■ **What the task asks**
Only lines with the string "Women" matter here; gather them from the material below.
━━━ Record set ━━━
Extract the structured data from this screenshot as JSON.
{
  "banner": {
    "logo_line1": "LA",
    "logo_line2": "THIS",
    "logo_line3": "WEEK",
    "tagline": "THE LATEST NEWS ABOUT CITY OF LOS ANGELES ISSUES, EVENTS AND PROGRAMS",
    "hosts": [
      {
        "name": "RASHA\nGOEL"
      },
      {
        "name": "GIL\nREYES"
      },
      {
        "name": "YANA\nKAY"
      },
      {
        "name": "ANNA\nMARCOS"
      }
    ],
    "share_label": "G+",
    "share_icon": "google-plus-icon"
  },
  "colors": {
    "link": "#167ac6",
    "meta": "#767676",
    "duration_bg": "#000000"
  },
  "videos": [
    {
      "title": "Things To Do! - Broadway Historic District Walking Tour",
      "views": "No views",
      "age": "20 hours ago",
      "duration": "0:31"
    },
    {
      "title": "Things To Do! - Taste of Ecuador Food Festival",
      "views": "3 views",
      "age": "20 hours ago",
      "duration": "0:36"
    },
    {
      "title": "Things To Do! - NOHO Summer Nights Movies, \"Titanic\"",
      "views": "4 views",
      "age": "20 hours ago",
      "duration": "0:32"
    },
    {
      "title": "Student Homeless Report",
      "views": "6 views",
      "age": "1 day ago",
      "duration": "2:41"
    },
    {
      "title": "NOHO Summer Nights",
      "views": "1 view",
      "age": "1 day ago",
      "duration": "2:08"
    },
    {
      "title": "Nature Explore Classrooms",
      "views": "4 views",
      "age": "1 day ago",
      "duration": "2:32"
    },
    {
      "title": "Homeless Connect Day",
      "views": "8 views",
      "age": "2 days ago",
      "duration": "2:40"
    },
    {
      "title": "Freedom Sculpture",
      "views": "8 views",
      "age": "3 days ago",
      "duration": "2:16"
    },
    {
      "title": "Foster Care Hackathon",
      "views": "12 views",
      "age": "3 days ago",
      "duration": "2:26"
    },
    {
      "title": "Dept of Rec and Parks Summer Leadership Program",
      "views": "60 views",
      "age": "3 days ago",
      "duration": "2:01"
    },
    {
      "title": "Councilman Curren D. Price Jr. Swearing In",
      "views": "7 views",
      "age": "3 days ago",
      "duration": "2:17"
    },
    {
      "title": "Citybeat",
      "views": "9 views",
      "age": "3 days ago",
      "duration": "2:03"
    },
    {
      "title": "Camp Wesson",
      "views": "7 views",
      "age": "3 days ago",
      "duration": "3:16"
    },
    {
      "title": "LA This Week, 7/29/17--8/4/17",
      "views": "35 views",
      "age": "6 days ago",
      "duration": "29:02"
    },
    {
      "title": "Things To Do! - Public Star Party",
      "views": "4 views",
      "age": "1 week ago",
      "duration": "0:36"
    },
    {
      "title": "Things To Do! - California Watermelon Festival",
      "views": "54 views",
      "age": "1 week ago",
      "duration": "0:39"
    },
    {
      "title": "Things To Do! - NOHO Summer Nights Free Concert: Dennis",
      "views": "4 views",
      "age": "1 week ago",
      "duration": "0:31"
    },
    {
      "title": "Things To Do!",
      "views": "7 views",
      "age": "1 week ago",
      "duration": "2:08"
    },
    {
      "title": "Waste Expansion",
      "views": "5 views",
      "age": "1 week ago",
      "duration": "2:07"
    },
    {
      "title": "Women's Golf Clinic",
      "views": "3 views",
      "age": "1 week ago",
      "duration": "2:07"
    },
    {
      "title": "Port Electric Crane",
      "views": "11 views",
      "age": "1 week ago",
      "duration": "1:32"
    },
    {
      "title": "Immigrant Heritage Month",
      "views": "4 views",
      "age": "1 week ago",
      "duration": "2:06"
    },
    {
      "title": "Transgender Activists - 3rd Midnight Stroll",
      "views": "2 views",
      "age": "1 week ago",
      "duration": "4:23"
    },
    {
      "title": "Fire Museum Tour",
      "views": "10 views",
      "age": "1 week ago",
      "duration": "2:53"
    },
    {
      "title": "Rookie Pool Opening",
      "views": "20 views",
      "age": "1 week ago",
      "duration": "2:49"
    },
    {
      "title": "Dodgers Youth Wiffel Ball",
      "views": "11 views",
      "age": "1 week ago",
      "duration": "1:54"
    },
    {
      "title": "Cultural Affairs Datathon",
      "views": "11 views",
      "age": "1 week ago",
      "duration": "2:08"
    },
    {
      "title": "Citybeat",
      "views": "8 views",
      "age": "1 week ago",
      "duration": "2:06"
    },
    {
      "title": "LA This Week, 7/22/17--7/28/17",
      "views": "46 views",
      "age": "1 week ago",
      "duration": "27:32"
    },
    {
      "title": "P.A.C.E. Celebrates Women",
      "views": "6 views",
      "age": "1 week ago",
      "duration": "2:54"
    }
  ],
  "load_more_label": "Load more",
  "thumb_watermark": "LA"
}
━━━
■ **Response**
      "title": "Women's Golf Clinic",
      "title": "P.A.C.E. Celebrates Women",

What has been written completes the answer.